Transcribe the entries below exactly; leave every image out.

Extracted data entries:
◆ ◆ ◆ ◆ ◆ ◆ ◆

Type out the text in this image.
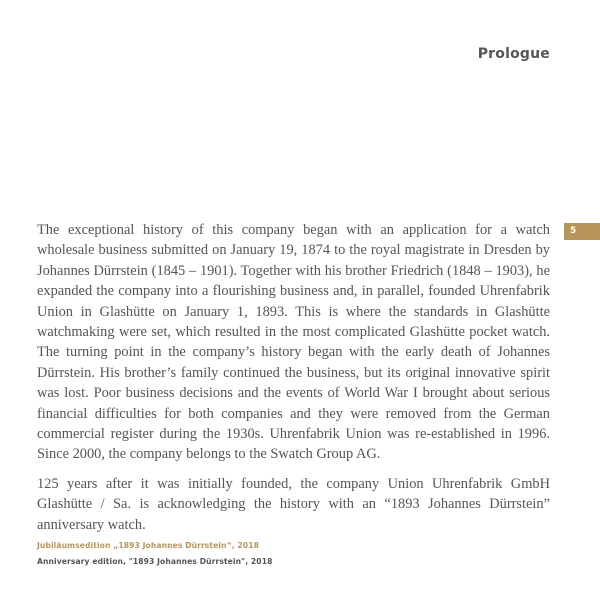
Prologue
5

The exceptional history of this company began with an application for a watch wholesale business submitted on January 19, 1874 to the royal magistrate in Dresden by Johannes Dürrstein (1845 – 1901). Together with his brother Friedrich (1848 – 1903), he expanded the company into a flourishing business and, in parallel, founded Uhrenfabrik Union in Glashütte on January 1, 1893. This is where the standards in Glashütte watchmaking were set, which resulted in the most complicated Glashütte pocket watch. The turning point in the company’s history began with the early death of Johannes Dürrstein. His brother’s family continued the business, but its original innovative spirit was lost. Poor business decisions and the events of World War I brought about serious financial difficulties for both companies and they were removed from the German commercial register during the 1930s. Uhrenfabrik Union was re-established in 1996. Since 2000, the company belongs to the Swatch Group AG.

125 years after it was initially founded, the company Union Uhrenfabrik GmbH Glashütte / Sa. is acknowledging the history with an “1893 Johannes Dürrstein” anniversary watch.

Jubiläumsedition „1893 Johannes Dürrstein“, 2018
Anniversary edition, "1893 Johannes Dürrstein", 2018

◆ ◆ ◆ ◆ ◆ ◆ ◆

** TASK RESPONSE **
Type out the text in this image.
Prologue
5

The exceptional history of this company began with an application for a watch wholesale business submitted on January 19, 1874 to the royal magistrate in Dresden by Johannes Dürrstein (1845 – 1901). Together with his brother Friedrich (1848 – 1903), he expanded the company into a flourishing business and, in parallel, founded Uhrenfabrik Union in Glashütte on January 1, 1893. This is where the standards in Glashütte watchmaking were set, which resulted in the most complicated Glashütte pocket watch. The turning point in the company’s history began with the early death of Johannes Dürrstein. His brother’s family continued the business, but its original innovative spirit was lost. Poor business decisions and the events of World War I brought about serious financial difficulties for both companies and they were removed from the German commercial register during the 1930s. Uhrenfabrik Union was re-established in 1996. Since 2000, the company belongs to the Swatch Group AG.

125 years after it was initially founded, the company Union Uhrenfabrik GmbH Glashütte / Sa. is acknowledging the history with an “1893 Johannes Dürrstein” anniversary watch.

Jubiläumsedition „1893 Johannes Dürrstein“, 2018
Anniversary edition, "1893 Johannes Dürrstein", 2018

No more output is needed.